Data shown |

■ ■ ■ ■ ■ ■ ■

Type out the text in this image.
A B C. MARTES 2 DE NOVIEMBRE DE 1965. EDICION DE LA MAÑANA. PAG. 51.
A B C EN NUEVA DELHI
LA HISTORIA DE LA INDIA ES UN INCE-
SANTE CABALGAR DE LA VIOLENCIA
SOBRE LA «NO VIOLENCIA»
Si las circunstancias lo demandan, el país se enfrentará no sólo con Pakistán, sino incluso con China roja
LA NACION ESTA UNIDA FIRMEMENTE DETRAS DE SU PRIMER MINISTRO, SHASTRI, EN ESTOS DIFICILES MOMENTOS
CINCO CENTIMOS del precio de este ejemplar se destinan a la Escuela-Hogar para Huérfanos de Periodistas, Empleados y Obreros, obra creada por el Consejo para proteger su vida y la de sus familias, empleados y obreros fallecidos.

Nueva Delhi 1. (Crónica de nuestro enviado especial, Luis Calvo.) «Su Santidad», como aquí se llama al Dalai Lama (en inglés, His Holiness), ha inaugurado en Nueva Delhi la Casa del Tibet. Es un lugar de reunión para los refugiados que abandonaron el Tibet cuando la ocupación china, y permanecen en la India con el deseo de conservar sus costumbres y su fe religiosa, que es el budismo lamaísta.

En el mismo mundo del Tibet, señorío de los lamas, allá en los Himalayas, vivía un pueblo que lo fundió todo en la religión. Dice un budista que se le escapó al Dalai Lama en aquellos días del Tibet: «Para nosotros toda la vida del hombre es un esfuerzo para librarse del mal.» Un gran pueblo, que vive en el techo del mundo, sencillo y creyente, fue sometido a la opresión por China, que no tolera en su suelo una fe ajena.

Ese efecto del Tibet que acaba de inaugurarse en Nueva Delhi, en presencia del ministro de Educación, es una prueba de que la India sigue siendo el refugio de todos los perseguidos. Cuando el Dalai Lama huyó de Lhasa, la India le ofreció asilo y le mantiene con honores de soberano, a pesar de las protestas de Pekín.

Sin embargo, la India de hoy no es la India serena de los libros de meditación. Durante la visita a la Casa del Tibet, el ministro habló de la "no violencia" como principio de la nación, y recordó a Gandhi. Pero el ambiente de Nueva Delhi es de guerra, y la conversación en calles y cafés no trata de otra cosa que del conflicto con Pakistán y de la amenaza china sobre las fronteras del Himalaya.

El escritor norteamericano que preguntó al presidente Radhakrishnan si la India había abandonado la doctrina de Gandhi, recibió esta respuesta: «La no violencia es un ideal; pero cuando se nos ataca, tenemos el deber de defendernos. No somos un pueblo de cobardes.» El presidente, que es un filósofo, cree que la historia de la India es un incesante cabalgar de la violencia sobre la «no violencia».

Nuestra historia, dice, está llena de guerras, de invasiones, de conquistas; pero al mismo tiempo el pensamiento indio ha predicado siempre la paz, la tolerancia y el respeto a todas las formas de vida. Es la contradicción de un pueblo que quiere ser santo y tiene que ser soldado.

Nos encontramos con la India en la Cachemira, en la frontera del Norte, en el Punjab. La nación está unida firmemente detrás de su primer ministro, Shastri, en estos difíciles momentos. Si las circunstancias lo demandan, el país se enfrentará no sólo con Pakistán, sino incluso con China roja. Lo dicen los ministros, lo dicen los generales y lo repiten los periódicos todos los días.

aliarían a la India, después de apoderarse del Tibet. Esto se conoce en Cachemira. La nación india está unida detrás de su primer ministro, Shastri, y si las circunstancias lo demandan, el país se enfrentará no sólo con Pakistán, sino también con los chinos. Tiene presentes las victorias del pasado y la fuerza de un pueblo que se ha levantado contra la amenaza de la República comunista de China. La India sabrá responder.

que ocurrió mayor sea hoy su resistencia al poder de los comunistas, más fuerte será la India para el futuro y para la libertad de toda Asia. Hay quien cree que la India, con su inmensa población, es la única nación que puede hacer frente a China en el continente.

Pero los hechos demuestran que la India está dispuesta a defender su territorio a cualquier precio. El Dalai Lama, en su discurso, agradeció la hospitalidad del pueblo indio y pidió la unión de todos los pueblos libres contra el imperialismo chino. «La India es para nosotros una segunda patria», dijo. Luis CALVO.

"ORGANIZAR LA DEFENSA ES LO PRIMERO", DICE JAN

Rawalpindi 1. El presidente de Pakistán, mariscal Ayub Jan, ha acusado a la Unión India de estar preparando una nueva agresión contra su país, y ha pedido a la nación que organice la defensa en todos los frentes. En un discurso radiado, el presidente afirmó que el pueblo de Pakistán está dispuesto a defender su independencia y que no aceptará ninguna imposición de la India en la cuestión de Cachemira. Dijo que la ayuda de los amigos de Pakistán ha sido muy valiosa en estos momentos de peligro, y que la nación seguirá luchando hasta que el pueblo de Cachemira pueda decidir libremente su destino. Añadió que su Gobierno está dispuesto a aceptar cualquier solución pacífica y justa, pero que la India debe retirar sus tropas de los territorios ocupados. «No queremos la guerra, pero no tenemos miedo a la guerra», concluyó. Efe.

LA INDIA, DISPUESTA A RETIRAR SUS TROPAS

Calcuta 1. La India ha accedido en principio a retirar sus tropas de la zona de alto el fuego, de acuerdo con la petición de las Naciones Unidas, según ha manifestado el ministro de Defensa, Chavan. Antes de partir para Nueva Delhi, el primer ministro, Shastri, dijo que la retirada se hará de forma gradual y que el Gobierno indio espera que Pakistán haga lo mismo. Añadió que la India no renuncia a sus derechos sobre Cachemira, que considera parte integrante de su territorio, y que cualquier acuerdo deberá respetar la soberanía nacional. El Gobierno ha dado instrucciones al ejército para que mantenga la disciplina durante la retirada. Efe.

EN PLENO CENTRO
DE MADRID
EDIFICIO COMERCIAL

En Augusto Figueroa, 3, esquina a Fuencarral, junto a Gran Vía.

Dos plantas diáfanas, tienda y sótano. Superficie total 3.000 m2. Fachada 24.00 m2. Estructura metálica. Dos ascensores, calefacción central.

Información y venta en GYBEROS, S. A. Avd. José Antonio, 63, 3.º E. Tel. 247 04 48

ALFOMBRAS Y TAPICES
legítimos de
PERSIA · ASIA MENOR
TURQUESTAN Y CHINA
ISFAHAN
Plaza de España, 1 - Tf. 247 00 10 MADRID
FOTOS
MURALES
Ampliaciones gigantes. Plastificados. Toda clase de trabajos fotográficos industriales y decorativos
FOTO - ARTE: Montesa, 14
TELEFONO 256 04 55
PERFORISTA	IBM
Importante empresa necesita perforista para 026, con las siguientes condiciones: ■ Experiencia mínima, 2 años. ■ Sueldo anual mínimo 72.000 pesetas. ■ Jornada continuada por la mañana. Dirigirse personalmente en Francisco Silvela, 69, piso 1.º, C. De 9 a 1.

■ ■ ■ ■ ■ ■ ■

Your instructions | Scan the listing above. Collect all lines with the word "mismo".

Response |
En el mismo mundo del Tibet, señorío de los lamas, allá en los Himalayas, vivía un pueblo que lo fundió todo en la religión. Dice un budista que se le escapó al Dalai Lama en aquellos días del Tibet: «Para nosotros toda la vida del hombre es un esfuerzo para librarse del mal.» Un gran pueblo, que vive en el techo del mundo, sencillo y creyente, fue sometido a la opresión por China, que no tolera en su suelo una fe ajena.
Nuestra historia, dice, está llena de guerras, de invasiones, de conquistas; pero al mismo tiempo el pensamiento indio ha predicado siempre la paz, la tolerancia y el respeto a todas las formas de vida. Es la contradicción de un pueblo que quiere ser santo y tiene que ser soldado.
Calcuta 1. La India ha accedido en principio a retirar sus tropas de la zona de alto el fuego, de acuerdo con la petición de las Naciones Unidas, según ha manifestado el ministro de Defensa, Chavan. Antes de partir para Nueva Delhi, el primer ministro, Shastri, dijo que la retirada se hará de forma gradual y que el Gobierno indio espera que Pakistán haga lo mismo. Añadió que la India no renuncia a sus derechos sobre Cachemira, que considera parte integrante de su territorio, y que cualquier acuerdo deberá respetar la soberanía nacional. El Gobierno ha dado instrucciones al ejército para que mantenga la disciplina durante la retirada. Efe.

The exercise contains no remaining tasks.